--- DIRECTION ---
Read the lines below. Copy out any that hold the string "which".

--- EXERCISE MATERIALS ---
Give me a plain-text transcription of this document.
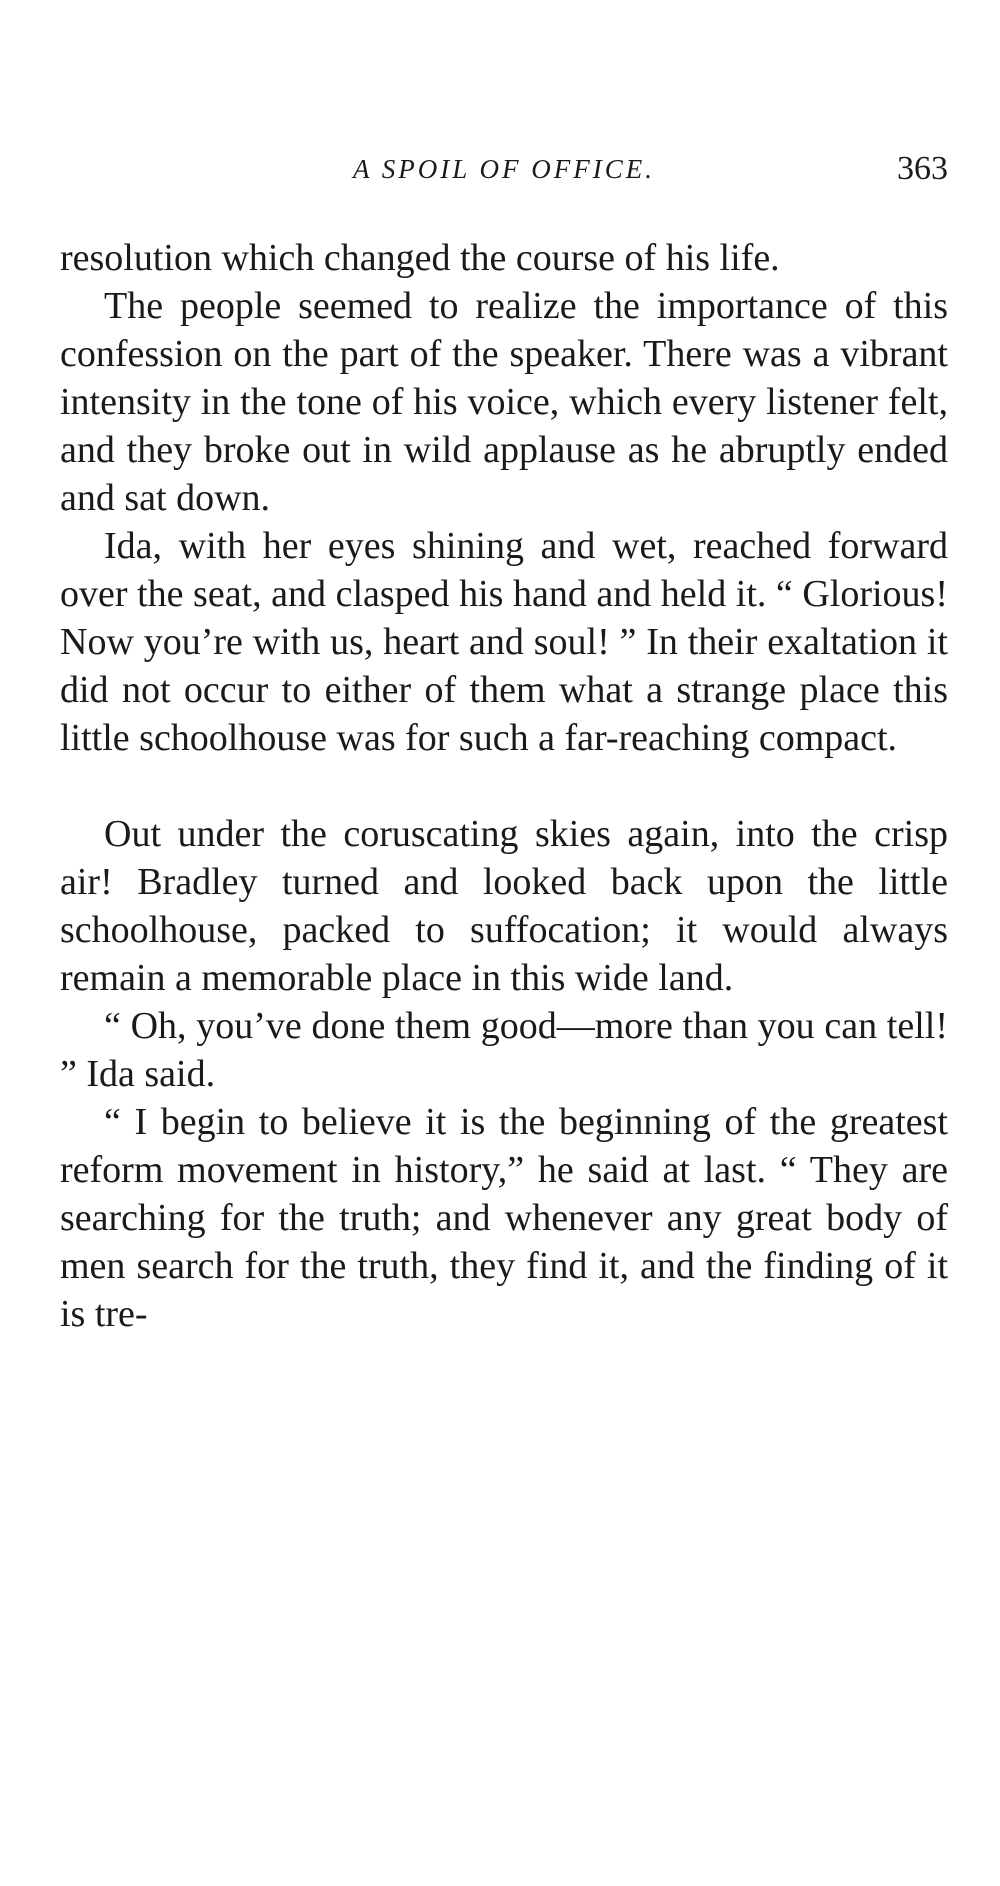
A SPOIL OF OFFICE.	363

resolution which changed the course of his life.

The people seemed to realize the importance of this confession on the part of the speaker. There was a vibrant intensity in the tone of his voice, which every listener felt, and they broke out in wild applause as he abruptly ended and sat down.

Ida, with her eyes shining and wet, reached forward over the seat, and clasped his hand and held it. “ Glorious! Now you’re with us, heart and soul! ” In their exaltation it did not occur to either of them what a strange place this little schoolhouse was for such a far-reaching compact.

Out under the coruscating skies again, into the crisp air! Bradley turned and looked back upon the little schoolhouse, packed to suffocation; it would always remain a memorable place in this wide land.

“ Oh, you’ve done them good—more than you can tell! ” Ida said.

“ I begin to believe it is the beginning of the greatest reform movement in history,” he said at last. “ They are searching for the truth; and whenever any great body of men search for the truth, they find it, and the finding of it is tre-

==

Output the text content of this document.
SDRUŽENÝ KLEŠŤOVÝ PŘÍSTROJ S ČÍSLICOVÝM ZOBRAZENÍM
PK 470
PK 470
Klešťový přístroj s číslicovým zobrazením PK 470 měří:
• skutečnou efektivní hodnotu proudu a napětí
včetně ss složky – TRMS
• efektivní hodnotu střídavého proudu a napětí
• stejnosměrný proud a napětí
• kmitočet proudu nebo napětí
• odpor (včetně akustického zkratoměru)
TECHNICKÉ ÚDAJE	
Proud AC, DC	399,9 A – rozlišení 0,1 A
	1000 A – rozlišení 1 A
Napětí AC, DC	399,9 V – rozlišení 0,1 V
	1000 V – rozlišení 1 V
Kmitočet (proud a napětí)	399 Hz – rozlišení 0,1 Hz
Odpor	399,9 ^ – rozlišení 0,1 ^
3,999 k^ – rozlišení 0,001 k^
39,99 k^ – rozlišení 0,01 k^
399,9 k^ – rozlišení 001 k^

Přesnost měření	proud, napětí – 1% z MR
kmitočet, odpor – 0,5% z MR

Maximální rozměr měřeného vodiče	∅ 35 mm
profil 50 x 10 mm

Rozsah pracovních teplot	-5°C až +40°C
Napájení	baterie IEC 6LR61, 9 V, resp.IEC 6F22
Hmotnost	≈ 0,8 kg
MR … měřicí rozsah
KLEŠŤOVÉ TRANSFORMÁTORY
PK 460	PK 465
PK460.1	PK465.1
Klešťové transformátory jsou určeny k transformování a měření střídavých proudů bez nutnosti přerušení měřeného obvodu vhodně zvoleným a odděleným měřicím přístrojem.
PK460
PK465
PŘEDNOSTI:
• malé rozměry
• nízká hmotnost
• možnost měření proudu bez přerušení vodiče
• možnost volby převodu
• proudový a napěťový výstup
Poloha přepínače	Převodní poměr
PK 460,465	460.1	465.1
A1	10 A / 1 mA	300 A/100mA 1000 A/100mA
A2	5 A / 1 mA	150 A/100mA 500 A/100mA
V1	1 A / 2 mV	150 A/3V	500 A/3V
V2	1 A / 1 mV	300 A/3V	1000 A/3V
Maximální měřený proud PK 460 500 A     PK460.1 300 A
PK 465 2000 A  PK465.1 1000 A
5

--- THE REPLY ---
resolution which changed the course of his life.
The people seemed to realize the importance of this confession on the part of the speaker. There was a vibrant intensity in the tone of his voice, which every listener felt, and they broke out in wild applause as he abruptly ended and sat down.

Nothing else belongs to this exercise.